■ **Problem requirements**: Extract all lines in the data that contain the word "help".

■ **Given data**:
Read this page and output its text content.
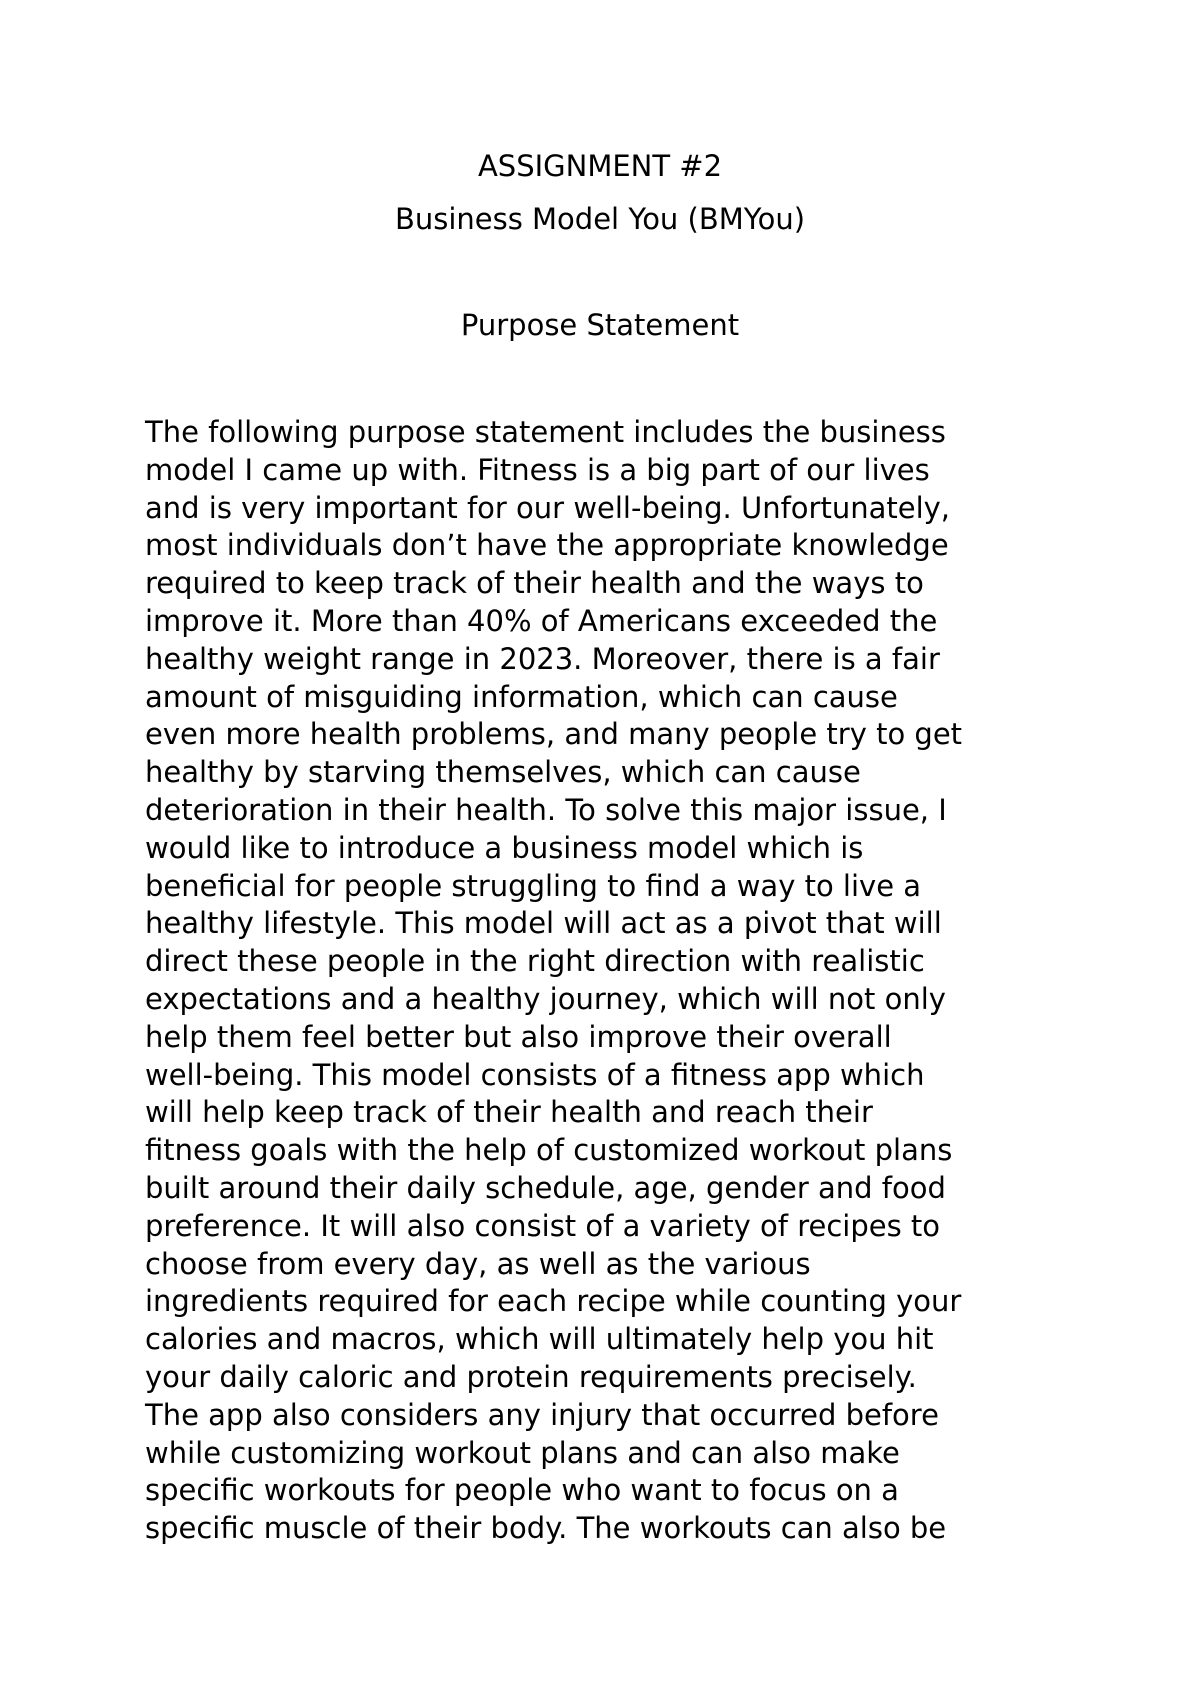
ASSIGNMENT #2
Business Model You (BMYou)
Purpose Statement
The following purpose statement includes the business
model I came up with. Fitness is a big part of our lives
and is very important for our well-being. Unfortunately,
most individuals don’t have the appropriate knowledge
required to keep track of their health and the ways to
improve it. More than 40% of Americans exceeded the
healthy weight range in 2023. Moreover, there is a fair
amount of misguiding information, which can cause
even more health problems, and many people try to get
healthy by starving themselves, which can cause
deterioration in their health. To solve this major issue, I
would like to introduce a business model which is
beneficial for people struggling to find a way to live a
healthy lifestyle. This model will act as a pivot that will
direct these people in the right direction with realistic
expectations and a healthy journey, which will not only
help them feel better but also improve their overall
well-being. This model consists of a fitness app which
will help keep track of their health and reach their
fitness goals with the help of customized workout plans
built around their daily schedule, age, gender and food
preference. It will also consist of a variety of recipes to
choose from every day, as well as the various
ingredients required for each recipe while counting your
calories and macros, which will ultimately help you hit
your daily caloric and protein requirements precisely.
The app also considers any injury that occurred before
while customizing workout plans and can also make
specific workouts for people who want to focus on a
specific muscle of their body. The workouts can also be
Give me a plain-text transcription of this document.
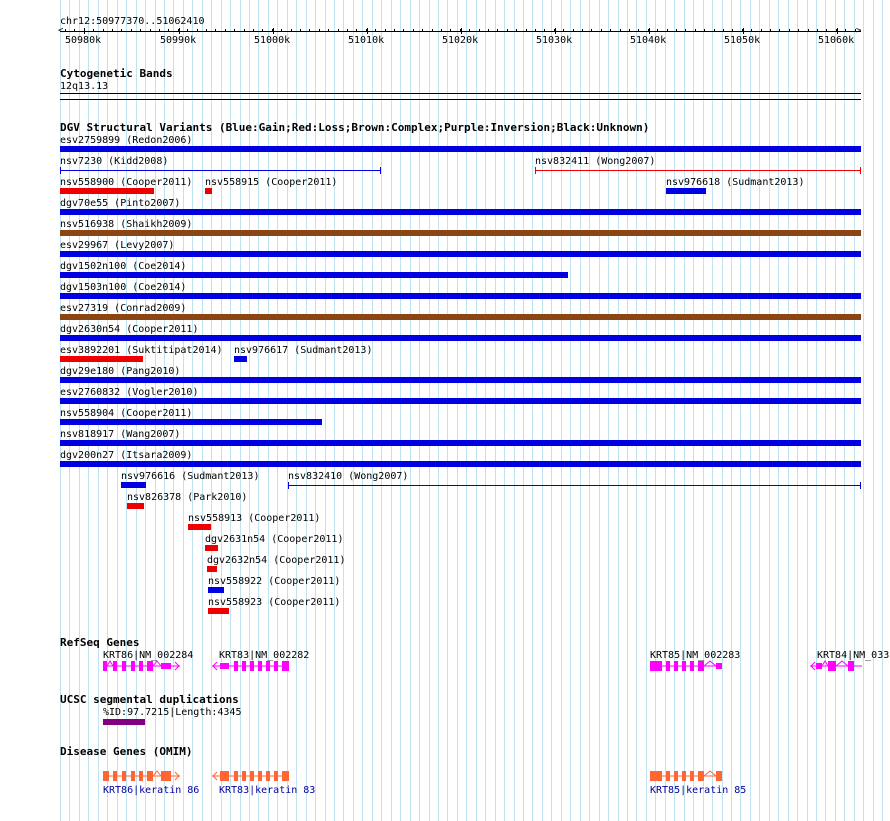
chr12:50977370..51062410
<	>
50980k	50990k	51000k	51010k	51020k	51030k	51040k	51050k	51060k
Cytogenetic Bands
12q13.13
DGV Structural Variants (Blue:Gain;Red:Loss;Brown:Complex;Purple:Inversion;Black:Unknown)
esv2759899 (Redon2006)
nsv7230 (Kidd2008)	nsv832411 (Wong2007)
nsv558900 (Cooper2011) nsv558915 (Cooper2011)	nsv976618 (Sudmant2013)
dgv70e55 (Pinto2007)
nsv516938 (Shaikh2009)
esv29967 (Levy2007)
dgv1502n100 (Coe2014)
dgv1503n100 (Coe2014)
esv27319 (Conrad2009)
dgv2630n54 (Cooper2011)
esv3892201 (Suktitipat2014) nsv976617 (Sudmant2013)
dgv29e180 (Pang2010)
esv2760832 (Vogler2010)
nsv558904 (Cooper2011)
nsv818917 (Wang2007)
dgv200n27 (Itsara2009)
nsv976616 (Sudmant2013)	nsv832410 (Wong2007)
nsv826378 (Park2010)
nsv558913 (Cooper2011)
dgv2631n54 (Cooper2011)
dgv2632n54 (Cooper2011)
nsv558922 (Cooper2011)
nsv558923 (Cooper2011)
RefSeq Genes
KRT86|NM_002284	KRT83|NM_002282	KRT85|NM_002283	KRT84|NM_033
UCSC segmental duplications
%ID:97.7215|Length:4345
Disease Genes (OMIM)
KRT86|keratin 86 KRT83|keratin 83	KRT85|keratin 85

--

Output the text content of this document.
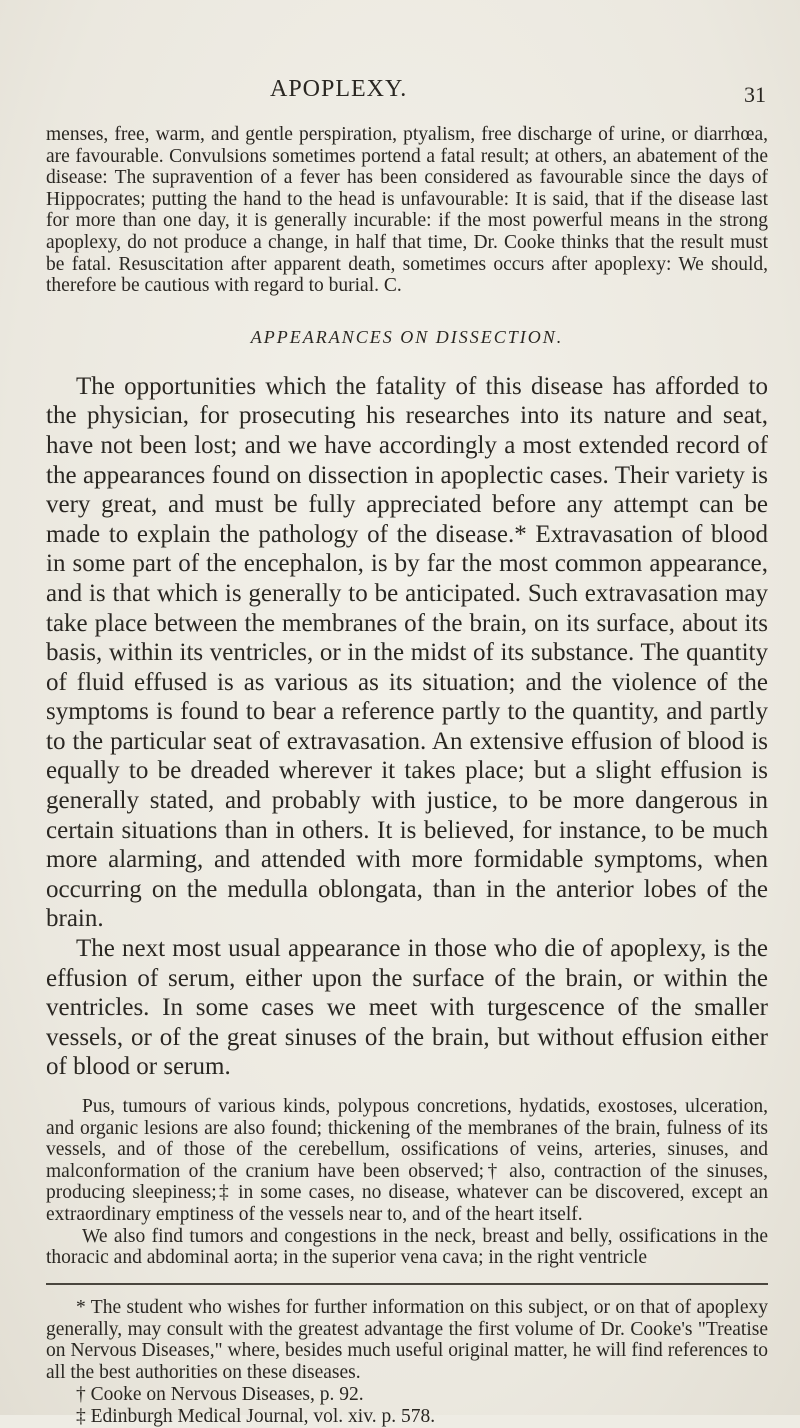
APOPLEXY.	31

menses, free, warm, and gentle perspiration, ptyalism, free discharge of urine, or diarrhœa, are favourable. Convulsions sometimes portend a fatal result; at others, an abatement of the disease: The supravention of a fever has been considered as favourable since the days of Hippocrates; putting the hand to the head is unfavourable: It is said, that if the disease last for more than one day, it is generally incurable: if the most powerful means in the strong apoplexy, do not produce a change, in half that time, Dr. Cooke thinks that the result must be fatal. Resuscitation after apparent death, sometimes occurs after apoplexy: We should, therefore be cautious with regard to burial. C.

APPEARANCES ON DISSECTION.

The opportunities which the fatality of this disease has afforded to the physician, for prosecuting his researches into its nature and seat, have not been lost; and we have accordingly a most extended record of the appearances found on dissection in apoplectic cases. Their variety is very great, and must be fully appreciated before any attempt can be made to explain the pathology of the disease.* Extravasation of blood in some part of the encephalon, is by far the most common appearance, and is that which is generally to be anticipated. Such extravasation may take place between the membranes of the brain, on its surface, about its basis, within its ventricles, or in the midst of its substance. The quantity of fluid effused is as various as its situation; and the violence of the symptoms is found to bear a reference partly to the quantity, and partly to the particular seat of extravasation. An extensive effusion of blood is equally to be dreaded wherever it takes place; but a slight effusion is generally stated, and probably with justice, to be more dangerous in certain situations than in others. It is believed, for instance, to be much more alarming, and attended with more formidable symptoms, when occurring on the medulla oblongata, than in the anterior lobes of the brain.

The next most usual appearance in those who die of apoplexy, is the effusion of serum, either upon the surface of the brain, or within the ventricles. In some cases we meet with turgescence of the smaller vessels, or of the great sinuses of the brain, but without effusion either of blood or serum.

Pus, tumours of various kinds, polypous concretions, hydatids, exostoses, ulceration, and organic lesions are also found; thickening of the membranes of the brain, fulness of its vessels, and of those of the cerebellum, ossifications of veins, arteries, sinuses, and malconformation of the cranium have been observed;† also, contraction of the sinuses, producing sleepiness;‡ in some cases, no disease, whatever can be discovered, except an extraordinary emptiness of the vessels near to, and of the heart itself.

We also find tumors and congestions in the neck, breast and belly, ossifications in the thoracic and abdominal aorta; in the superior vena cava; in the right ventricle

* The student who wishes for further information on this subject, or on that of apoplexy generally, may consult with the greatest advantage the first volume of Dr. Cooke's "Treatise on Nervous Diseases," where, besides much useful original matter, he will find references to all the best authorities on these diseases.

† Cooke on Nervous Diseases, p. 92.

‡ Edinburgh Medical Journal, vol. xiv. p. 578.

---

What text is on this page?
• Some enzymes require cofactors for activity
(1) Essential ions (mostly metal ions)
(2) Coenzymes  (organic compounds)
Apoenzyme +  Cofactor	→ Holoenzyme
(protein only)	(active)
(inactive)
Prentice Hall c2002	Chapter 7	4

■ **Written solution**:
help them feel better but also improve their overall
will help keep track of their health and reach their
fitness goals with the help of customized workout plans
calories and macros, which will ultimately help you hit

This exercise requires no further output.